Ten Lessons from Camp Lemon Lime
Every year our family has a family camp here at the Guire Shire. My kids, grandkids and some friends join us for four days of swimming, eating, trampolining, crafts, camp fires, hammocking and berry picking.
Life likes to show us things. They may not be new things, but how many times do we need to learn a lesson before we get it?
Here’s some observations from the family:
1. Have a plan. If the plan doesn’t work for the moment, pitch it.
I made up cute index cards with chores for everyone. They got handed out to the first family who arrived. I picked them up several times and thought about handing them all out. I didn’t. I pitched them. It was a great idea, but my family seems to work like a well oiled machine and they just do the stuff. The cards suited my planner-type personality, but they were just paper reminders that we didn’t need.
2. You are going to be uncomfortable. It’s okay.
Being comfortable has become a goal in our culture. We want the temperature perfect, food just the way we like it and all of our circumstances to be favorable (count me in for all of the above). It’s just not reality when you are building relationships with family or anyone for that matter. There is a lot of denying oneself for the greater good of family. It means not always saying what you want to say. It means not getting your turn first or the fourth S’more.
“When two humans have lived together for many years it usually happens that each has tones of voice and expressions of face which are almost unendurably irritating to the other. Work on that. Bring fully into the consciousness of your patient that particular lift of his mother’s eyebrows which he learned to dislike in the nursery, and let him think how much he dislikes it. Let him assume that she knows how annoying it is and does it to annoy – if you know your job he will not notice the immense improbability of the assumption. And, of course, never let him suspect that he has tones and looks which similarly annoy her. As he cannot see or hear himself, this easily managed.”
― C.S. Lewis, The Screwtape Letters
3. There are going to be meltdowns.
When people are out of there comfort zone, especially kids with capital letter syndromes, there are going to be meltdowns. Sometimes, it’s the adults melting down. Sometimes it is a kids. Often the fix is as simple as a snack, water or a nap for both of the above.
4. Don’t wait until you are too tired to make a pot of coffee.

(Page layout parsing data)
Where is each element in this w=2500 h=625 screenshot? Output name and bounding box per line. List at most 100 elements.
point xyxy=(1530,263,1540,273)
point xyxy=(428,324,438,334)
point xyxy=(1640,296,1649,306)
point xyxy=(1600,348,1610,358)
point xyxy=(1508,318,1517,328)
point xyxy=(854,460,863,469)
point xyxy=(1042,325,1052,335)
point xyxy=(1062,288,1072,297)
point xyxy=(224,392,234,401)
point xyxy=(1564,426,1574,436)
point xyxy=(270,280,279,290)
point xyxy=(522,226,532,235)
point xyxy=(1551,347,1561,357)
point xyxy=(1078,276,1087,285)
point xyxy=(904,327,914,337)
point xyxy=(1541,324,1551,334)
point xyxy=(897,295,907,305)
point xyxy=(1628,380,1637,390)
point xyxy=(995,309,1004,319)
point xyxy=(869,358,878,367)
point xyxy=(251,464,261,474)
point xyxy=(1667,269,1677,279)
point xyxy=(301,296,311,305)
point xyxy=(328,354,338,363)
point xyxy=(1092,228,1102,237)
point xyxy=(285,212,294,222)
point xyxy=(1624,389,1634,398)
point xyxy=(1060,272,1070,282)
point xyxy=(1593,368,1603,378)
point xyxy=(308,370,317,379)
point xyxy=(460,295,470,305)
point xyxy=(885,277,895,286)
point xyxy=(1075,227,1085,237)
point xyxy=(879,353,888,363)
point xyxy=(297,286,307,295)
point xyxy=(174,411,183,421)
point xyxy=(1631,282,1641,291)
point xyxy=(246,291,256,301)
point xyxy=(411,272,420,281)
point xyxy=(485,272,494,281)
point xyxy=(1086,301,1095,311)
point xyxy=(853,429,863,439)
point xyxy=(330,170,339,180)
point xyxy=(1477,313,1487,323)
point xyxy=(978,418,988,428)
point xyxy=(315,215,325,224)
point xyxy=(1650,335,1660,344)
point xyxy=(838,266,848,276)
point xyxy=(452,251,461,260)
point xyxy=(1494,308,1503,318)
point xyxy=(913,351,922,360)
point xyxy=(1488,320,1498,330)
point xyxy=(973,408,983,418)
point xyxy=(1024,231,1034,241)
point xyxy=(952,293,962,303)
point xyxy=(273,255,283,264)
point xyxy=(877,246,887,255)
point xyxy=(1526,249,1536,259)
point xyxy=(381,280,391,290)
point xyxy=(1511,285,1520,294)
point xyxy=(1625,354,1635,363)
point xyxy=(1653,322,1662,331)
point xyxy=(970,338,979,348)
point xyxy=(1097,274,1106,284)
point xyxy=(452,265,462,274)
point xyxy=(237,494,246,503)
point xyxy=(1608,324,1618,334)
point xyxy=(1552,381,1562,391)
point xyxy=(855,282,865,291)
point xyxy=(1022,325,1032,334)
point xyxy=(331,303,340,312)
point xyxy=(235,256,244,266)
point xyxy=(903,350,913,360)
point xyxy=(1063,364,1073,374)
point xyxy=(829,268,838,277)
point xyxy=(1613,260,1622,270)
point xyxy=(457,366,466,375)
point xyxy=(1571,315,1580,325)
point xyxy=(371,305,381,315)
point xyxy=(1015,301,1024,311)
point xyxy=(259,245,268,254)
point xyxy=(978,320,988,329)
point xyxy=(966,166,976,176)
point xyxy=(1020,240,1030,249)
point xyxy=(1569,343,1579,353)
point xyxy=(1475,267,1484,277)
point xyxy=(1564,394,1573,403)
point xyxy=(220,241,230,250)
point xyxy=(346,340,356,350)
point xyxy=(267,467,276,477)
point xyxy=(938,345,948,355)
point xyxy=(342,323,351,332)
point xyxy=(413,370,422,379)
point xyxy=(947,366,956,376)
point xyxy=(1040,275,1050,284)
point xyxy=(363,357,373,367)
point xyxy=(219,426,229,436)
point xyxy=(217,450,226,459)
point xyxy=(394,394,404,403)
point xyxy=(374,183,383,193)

Work instructions
• 1. In the family camp lessons post, how many days does the family camp last?
• 2. Continue the family camp lessons post from its last line.

Solved problems
• 1. Four days.

• 2.
One afternoon, one of the adults promised to make a pot of coffee. An hour later, there was still no coffee made. Isn’t that human nature? We wait until we are at the end of our rope before we ask for help. Coffee is help in this house, incase you are wondering. When adults can’t regulate because we are too tired, neither can the kiddos.
5. Don’t let five little girls vote on a movie.
Yep. That’s it for that one. Just pick the movie.
6. Keep the rules simple and short.
Our camp rules this year:
1. Be kind
2. Clean up after yourself
3. Have fun
*The rules are a modified ‘yes’ sandwich.
7. Have fun applies to the adults too.
This family has this lesson down pat. See the pictures above. No couch potato parents here which makes me proud. Swim with the kids. Play on the trampoline. Read stories. Have a tea party. Do the crafts. Enjoy the moment.
8. By the end of camp you drink from anyone’s water bottle.
We had a great system. We did. It involved a sharpie to put a name on water bottles or Gatorades. It worked well until the last day. I brought Moira up on the deck after swimming and she grabbed a Gatorade that was on the coffee table. No name on it. She took a big swig and so did I. Hunter was drinking it too. He admitted he had no idea who it belonged to. We share things, guys!
9. Kid mirror whomever they are around.
Six month old Merrick watched his baby cousins escape the blanket and the family room by crawling. Soon, he followed suit. He is now crawling. Another child was afraid in the pool. Another child followed. It’s a chain reaction. Watch what you say. What what you do, because it will come back to you through a child. This is also a great thing. When we have great actions and reactions, the kids eventually follow suit.
10. Be thankful and say so.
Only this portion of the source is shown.